→ **WHAT TO PRODUCE**
Return each line of the listing that contains the string "password".

-- start ENTRIES --

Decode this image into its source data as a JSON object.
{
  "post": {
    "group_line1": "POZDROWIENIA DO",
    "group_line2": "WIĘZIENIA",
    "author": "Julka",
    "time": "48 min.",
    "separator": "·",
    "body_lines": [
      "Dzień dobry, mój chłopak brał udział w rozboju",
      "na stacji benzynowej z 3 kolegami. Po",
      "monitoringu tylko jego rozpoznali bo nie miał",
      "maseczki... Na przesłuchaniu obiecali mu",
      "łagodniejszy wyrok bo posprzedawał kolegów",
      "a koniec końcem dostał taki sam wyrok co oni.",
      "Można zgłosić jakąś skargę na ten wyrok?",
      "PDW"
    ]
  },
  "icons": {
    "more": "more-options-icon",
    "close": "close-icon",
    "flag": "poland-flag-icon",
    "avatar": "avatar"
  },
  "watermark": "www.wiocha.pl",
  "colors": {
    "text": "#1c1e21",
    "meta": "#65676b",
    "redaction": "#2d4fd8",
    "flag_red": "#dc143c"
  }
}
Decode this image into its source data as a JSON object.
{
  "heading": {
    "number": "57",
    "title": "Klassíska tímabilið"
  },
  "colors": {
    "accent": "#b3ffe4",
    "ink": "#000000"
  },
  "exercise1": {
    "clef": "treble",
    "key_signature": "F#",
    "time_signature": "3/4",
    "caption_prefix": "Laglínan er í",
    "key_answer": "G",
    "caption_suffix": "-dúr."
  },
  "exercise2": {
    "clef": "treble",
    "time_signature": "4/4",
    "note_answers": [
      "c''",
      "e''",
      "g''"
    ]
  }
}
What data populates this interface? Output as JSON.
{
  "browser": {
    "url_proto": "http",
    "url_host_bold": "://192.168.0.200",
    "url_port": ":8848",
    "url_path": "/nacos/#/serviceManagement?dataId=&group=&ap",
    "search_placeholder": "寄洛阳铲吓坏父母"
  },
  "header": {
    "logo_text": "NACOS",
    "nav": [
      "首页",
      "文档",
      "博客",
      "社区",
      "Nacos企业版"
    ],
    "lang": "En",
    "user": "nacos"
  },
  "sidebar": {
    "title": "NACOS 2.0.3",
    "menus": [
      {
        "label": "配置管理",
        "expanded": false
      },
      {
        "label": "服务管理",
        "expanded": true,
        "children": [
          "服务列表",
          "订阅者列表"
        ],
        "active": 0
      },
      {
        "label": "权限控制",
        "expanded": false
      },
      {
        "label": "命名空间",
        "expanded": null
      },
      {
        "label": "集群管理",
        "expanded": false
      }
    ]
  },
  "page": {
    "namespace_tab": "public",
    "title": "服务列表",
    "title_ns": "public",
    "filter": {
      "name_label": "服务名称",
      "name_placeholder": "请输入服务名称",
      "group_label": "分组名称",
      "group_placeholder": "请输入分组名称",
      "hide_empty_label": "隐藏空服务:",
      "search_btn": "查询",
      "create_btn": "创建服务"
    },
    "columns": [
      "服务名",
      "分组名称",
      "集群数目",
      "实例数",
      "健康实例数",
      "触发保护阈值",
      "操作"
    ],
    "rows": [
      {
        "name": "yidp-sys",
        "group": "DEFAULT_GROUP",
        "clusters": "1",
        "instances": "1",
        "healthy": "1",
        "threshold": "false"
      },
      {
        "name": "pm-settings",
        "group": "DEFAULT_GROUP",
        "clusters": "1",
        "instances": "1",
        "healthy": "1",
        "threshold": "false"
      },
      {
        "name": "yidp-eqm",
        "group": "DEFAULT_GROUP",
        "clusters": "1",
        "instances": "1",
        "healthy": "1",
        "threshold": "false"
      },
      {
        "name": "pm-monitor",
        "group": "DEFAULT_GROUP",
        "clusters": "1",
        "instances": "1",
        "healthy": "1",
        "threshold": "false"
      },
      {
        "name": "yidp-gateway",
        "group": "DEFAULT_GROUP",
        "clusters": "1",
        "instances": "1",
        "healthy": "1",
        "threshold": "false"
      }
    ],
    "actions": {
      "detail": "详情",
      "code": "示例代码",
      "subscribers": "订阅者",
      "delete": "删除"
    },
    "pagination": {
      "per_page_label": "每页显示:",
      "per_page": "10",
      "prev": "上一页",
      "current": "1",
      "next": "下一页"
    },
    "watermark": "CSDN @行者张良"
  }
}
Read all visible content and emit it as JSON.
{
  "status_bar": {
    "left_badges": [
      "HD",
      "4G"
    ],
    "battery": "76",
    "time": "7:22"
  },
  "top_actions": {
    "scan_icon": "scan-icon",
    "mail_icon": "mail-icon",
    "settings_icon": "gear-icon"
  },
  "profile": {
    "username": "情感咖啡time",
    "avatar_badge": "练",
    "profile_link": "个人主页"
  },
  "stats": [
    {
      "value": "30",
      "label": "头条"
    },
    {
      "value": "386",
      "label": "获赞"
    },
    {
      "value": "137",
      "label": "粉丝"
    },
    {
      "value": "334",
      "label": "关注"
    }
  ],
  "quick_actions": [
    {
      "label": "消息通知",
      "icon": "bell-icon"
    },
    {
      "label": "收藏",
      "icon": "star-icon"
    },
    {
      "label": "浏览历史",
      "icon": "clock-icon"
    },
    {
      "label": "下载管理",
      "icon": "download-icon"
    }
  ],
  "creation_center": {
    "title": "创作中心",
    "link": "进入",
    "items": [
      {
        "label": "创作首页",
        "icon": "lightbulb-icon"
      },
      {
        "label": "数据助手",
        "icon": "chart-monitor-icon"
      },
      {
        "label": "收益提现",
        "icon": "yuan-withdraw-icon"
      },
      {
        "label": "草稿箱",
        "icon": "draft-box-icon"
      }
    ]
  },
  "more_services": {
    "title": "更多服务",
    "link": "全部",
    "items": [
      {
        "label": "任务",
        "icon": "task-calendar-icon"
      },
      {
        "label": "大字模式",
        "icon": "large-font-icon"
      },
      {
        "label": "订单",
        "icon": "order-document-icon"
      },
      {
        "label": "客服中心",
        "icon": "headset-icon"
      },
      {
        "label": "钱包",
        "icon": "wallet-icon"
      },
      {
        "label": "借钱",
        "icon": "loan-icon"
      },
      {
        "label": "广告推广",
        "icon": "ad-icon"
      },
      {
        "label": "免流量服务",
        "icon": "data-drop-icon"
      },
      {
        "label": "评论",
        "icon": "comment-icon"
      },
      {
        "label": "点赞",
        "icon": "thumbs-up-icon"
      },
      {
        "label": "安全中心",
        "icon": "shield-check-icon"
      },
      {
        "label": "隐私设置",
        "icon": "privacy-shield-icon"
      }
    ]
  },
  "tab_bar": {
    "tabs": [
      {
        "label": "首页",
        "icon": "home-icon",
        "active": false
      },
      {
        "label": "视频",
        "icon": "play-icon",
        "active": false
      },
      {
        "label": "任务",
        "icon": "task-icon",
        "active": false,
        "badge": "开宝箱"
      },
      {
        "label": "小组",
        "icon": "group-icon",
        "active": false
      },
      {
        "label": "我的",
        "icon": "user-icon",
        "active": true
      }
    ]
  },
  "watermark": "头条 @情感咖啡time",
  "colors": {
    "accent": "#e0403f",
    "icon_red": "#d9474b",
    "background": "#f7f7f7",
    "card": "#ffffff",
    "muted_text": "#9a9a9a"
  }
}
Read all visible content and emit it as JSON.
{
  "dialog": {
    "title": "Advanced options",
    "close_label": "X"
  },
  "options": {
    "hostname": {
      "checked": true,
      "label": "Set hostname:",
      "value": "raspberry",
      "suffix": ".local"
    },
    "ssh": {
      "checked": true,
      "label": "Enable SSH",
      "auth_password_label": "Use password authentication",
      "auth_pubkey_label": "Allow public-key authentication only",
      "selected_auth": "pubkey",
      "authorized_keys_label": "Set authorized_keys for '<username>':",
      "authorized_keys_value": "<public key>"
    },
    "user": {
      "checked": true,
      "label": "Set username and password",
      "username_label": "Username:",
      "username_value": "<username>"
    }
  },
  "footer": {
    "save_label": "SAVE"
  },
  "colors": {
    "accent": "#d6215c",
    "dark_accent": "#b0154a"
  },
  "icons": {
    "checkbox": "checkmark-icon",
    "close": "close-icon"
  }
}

-- end ENTRIES --

→ **REPLY**
      "auth_password_label": "Use password authentication",
      "label": "Set username and password",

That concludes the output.